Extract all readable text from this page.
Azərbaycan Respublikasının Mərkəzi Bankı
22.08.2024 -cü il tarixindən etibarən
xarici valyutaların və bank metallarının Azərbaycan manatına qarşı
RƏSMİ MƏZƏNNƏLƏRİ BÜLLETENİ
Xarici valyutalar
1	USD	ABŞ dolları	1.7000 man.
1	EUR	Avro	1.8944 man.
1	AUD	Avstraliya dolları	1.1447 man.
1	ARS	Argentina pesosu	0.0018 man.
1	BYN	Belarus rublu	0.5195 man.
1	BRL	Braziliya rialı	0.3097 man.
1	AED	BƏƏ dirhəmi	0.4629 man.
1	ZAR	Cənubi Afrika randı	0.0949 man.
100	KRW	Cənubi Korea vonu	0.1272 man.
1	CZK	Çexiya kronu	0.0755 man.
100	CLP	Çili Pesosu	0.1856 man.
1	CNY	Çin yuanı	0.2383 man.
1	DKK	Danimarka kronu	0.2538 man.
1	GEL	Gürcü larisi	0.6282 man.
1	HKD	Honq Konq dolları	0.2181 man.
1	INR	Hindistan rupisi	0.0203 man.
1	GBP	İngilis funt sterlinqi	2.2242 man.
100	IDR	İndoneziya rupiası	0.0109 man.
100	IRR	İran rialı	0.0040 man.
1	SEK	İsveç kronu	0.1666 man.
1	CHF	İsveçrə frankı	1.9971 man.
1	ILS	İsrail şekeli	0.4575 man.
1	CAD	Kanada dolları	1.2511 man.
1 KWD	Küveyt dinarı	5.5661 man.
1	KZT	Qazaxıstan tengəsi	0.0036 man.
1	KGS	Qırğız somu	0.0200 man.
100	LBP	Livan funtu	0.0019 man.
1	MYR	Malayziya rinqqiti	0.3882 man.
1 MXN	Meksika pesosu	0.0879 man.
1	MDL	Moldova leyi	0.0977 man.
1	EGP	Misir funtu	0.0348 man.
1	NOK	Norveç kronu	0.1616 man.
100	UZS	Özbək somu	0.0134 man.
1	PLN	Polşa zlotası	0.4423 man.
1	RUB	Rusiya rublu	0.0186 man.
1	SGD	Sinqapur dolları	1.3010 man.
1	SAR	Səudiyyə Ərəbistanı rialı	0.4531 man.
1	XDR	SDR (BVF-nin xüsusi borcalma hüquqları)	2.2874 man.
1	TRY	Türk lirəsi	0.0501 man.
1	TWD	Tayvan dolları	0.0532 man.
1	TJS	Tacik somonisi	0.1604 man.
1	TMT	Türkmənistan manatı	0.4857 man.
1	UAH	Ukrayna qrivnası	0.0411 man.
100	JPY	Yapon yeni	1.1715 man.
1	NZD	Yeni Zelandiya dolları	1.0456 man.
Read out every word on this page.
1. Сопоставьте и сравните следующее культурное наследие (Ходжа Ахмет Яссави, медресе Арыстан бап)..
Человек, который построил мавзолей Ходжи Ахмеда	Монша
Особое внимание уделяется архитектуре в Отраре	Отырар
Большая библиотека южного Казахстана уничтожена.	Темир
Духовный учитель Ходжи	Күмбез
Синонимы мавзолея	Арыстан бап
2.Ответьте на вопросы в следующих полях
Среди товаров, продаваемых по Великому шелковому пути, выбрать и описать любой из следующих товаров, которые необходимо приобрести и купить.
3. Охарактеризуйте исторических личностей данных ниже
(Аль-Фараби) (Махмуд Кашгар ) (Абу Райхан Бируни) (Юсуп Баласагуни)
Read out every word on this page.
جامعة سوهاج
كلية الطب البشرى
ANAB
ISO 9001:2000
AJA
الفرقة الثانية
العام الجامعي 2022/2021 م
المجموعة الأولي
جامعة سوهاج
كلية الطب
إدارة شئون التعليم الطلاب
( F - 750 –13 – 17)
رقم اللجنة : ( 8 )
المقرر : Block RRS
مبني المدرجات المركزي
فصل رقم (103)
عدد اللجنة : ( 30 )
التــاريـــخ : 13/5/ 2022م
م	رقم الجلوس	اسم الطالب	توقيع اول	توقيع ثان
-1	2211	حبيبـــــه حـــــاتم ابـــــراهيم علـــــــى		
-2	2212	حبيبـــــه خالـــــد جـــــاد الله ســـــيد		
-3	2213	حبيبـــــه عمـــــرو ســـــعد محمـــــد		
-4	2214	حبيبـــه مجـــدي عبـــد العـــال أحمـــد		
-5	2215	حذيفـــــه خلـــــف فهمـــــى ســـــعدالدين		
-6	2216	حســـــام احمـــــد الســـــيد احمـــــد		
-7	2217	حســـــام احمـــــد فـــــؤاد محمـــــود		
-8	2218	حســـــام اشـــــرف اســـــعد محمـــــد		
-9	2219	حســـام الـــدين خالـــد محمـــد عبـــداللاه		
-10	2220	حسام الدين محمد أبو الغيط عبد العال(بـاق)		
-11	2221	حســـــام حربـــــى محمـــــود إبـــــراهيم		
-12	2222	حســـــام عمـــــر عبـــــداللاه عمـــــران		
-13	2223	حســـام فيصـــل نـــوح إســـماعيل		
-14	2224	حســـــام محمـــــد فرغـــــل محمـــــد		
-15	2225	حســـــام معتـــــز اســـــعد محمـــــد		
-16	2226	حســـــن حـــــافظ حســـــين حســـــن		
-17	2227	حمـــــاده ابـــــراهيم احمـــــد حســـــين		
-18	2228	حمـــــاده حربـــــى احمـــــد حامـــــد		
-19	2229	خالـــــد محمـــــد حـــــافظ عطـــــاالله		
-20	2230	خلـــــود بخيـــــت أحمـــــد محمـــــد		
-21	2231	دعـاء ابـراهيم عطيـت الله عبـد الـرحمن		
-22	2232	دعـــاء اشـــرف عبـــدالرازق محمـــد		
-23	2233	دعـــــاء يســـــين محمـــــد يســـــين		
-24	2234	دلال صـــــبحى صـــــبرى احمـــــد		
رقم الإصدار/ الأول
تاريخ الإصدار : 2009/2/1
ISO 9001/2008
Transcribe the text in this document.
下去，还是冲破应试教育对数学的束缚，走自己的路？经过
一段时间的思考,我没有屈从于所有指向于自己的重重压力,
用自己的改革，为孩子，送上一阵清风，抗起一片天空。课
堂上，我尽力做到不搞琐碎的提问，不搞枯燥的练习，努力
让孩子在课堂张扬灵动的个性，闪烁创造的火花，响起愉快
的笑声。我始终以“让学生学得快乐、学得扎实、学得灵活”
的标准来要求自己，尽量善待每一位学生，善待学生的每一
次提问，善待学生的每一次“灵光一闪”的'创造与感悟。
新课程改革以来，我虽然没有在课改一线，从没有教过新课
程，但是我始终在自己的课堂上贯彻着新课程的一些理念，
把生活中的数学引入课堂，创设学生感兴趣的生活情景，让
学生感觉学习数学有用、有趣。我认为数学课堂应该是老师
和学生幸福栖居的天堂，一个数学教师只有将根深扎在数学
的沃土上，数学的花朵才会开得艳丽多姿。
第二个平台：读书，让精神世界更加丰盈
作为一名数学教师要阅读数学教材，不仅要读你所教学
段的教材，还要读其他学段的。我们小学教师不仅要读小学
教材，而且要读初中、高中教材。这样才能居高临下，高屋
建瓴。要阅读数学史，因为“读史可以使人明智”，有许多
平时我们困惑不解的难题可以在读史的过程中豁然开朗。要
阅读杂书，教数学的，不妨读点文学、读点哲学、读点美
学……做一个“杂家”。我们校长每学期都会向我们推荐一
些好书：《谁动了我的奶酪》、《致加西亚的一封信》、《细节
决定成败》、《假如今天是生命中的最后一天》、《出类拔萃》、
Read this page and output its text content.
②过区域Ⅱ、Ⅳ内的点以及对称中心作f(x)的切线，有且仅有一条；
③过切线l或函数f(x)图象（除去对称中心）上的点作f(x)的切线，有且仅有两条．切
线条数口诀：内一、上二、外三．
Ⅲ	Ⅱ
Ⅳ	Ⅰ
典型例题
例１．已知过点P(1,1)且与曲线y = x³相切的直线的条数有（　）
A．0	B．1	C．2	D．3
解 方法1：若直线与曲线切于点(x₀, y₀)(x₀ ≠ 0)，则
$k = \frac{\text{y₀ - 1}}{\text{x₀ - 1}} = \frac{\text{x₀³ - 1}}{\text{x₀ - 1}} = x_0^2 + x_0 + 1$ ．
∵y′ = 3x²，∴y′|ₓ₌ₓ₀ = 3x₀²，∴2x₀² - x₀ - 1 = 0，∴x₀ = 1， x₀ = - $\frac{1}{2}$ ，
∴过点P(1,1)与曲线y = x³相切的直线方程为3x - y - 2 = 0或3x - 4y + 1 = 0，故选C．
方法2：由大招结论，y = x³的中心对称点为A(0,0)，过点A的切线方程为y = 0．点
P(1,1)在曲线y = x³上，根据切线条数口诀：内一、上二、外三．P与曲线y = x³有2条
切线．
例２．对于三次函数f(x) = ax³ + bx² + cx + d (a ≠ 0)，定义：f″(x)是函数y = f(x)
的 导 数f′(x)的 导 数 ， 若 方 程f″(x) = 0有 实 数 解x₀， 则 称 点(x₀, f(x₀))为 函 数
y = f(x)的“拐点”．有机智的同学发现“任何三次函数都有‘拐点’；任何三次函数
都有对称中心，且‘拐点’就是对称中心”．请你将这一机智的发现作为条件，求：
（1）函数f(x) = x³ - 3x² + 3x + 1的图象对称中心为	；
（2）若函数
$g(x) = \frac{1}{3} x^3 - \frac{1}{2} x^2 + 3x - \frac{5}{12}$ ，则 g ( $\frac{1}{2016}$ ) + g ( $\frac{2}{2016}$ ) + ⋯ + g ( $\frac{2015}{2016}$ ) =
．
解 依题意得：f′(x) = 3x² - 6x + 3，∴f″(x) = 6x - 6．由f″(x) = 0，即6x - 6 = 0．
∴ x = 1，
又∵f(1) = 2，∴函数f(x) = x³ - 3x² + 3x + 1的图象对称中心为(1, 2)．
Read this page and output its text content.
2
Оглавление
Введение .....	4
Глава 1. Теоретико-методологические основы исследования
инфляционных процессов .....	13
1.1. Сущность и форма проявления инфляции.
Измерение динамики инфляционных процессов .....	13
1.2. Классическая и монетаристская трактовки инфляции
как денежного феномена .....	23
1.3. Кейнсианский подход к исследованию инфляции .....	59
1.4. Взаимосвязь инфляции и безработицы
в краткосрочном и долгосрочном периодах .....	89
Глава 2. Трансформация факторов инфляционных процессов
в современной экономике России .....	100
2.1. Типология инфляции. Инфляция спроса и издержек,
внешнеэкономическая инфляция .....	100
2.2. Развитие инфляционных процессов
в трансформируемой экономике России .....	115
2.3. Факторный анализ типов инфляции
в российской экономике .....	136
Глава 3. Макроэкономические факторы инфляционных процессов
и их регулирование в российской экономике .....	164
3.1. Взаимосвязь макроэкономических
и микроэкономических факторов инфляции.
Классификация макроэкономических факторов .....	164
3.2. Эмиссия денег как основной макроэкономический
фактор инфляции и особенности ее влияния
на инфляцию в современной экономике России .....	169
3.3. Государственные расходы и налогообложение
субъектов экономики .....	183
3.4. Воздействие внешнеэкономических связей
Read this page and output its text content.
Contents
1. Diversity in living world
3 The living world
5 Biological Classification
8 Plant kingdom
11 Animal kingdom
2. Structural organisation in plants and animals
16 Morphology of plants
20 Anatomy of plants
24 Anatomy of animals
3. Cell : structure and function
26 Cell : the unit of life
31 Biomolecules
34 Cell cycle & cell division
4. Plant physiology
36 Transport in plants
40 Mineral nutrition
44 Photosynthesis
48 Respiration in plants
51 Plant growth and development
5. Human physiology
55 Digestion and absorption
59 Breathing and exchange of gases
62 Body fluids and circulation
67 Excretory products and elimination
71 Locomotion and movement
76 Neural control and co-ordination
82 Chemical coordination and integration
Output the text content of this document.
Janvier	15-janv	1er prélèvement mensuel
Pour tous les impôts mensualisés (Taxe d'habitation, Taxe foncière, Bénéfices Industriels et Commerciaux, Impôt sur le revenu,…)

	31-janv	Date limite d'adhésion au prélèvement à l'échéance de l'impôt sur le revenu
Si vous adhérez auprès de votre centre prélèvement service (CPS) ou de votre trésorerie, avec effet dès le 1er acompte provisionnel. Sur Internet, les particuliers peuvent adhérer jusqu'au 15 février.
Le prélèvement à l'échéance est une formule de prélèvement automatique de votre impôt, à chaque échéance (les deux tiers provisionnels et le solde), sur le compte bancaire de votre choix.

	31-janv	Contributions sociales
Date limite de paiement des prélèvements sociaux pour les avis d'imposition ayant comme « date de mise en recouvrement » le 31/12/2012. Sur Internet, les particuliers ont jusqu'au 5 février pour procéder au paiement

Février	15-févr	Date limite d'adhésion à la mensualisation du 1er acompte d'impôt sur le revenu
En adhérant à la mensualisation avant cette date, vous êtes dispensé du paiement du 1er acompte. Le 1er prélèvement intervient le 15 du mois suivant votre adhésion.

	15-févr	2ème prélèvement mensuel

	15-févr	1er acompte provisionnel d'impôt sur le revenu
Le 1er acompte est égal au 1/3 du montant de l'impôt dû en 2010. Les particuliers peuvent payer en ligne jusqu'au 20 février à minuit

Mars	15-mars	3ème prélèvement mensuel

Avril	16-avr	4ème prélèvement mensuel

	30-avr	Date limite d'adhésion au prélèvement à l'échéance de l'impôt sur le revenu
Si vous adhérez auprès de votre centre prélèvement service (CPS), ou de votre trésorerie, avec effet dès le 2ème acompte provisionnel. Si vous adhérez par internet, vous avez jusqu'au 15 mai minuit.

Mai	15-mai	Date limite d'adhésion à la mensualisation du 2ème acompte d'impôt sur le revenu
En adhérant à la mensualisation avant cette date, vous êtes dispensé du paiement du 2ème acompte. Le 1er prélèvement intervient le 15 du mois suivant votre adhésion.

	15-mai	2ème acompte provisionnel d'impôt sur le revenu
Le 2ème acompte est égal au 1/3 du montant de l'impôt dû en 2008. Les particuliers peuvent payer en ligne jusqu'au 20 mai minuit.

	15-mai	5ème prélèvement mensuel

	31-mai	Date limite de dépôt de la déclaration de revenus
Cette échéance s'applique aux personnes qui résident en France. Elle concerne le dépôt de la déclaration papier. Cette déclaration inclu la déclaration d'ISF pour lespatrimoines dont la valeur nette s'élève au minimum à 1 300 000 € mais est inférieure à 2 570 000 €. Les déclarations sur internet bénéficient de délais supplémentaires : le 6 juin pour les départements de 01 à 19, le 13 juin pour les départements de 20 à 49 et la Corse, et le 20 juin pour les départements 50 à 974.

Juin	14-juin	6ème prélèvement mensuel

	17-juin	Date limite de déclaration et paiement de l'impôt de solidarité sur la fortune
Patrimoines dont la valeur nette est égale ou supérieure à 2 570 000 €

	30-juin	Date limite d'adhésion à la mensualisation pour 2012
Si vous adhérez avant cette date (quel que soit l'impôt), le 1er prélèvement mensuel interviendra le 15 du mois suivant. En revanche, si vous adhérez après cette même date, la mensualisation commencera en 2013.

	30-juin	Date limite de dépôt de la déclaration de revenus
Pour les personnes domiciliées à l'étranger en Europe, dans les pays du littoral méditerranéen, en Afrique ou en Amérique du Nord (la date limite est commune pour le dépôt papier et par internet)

_ _ _ _

GIVEN INSTRUCTION:
Reproduce each line from the records that contains the word "rublu".

THE OUTPUT:
1	BYN	Belarus rublu	0.5195 man.
1	RUB	Rusiya rublu	0.0186 man.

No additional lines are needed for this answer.